*Exercise brief*:
Identify the lines that contain the word "white" and copy each one.

______________________________

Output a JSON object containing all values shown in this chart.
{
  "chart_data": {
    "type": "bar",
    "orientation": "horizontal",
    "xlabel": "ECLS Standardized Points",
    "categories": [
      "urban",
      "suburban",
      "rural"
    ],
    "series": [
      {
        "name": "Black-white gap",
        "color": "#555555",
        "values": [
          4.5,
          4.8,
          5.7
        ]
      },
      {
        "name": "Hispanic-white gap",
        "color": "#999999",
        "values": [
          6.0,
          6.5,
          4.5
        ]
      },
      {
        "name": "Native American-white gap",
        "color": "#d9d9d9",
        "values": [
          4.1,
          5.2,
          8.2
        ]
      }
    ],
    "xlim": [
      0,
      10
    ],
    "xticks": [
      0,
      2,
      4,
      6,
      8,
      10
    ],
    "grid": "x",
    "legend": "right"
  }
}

______________________________

*Final result*:
        "name": "Black-white gap",
        "name": "Hispanic-white gap",
        "name": "Native American-white gap",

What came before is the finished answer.